▸ Work required
Set down each entry exactly as given; pictures should not appear in the copy.

[Source data]
— begin —

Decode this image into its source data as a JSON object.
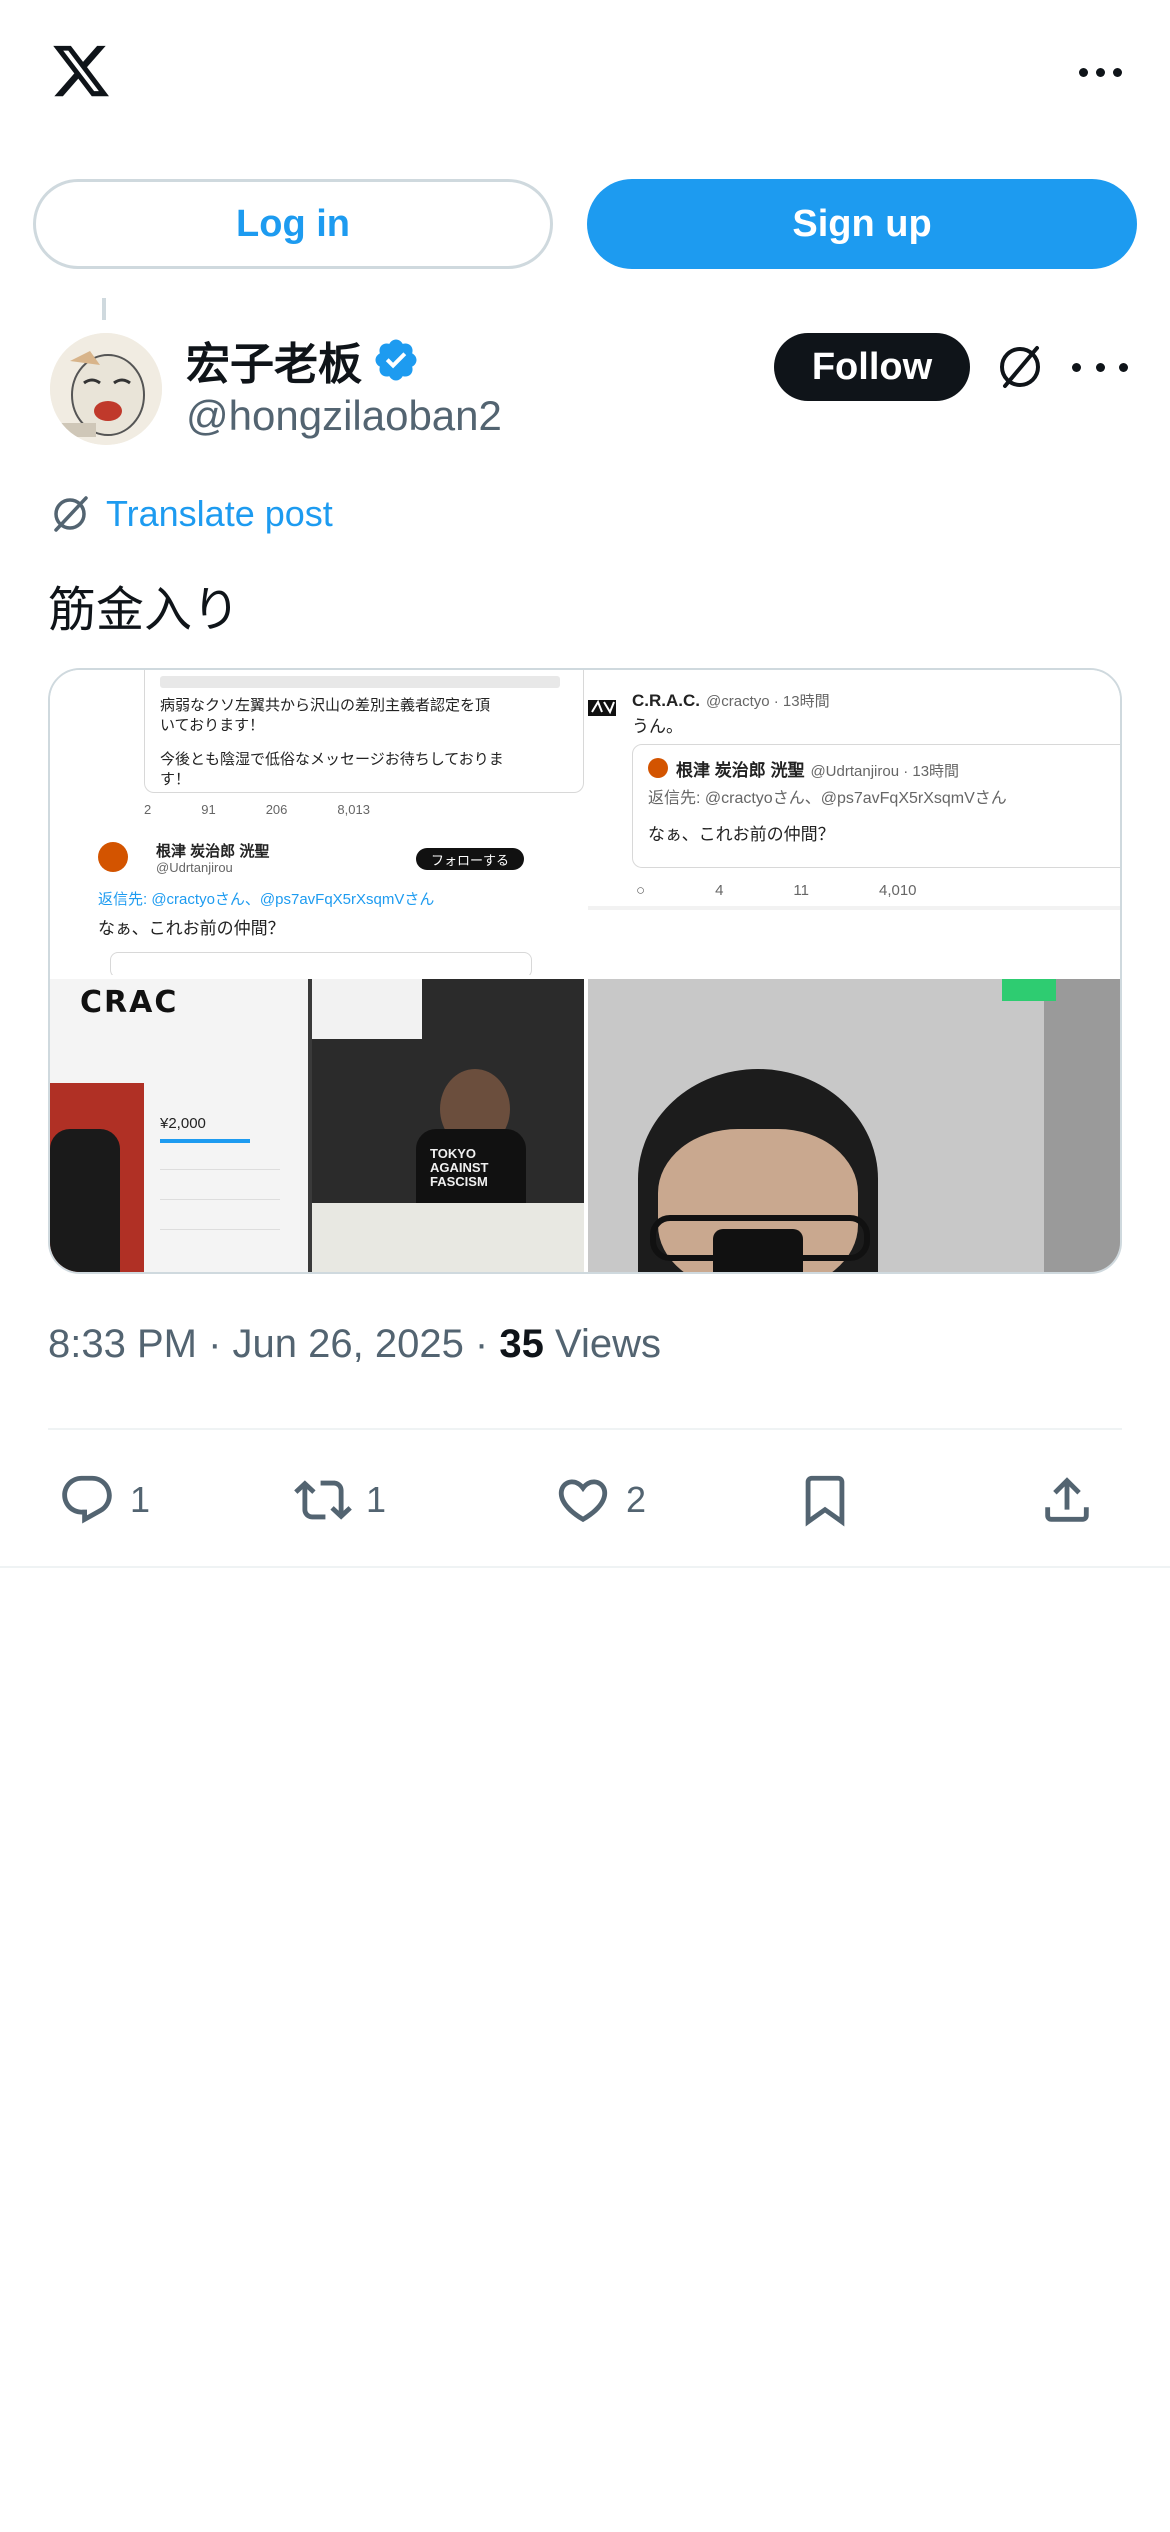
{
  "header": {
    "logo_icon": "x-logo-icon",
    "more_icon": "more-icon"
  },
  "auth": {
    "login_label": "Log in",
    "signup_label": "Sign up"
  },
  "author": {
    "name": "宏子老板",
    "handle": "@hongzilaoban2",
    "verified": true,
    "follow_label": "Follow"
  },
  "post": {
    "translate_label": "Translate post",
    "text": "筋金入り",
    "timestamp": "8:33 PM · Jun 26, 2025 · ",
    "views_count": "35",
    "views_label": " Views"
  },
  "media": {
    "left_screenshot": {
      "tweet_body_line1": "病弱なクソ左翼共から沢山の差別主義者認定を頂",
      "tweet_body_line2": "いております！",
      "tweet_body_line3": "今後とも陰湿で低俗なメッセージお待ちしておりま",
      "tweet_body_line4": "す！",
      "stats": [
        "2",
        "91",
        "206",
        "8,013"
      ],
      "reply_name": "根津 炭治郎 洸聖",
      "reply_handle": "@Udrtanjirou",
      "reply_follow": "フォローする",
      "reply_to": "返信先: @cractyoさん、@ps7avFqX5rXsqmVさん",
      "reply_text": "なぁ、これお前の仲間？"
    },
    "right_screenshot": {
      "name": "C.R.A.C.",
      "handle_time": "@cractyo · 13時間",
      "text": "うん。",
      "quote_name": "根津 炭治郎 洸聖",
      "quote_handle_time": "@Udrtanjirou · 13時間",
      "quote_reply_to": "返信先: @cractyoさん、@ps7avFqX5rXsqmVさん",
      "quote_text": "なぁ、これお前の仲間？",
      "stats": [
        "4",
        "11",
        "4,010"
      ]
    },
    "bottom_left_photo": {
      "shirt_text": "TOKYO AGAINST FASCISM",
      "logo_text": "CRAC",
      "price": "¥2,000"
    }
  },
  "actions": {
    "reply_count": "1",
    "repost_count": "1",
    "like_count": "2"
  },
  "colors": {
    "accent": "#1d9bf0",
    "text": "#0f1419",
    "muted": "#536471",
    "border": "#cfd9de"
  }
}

— end —

▸ Written reply
Decode this image into its source data as a JSON object.
{
  "header": {
    "logo_icon": "x-logo-icon",
    "more_icon": "more-icon"
  },
  "auth": {
    "login_label": "Log in",
    "signup_label": "Sign up"
  },
  "author": {
    "name": "宏子老板",
    "handle": "@hongzilaoban2",
    "verified": true,
    "follow_label": "Follow"
  },
  "post": {
    "translate_label": "Translate post",
    "text": "筋金入り",
    "timestamp": "8:33 PM · Jun 26, 2025 · ",
    "views_count": "35",
    "views_label": " Views"
  },
  "media": {
    "left_screenshot": {
      "tweet_body_line1": "病弱なクソ左翼共から沢山の差別主義者認定を頂",
      "tweet_body_line2": "いております！",
      "tweet_body_line3": "今後とも陰湿で低俗なメッセージお待ちしておりま",
      "tweet_body_line4": "す！",
      "stats": [
        "2",
        "91",
        "206",
        "8,013"
      ],
      "reply_name": "根津 炭治郎 洸聖",
      "reply_handle": "@Udrtanjirou",
      "reply_follow": "フォローする",
      "reply_to": "返信先: @cractyoさん、@ps7avFqX5rXsqmVさん",
      "reply_text": "なぁ、これお前の仲間？"
    },
    "right_screenshot": {
      "name": "C.R.A.C.",
      "handle_time": "@cractyo · 13時間",
      "text": "うん。",
      "quote_name": "根津 炭治郎 洸聖",
      "quote_handle_time": "@Udrtanjirou · 13時間",
      "quote_reply_to": "返信先: @cractyoさん、@ps7avFqX5rXsqmVさん",
      "quote_text": "なぁ、これお前の仲間？",
      "stats": [
        "4",
        "11",
        "4,010"
      ]
    },
    "bottom_left_photo": {
      "shirt_text": "TOKYO AGAINST FASCISM",
      "logo_text": "CRAC",
      "price": "¥2,000"
    }
  },
  "actions": {
    "reply_count": "1",
    "repost_count": "1",
    "like_count": "2"
  },
  "colors": {
    "accent": "#1d9bf0",
    "text": "#0f1419",
    "muted": "#536471",
    "border": "#cfd9de"
  }
}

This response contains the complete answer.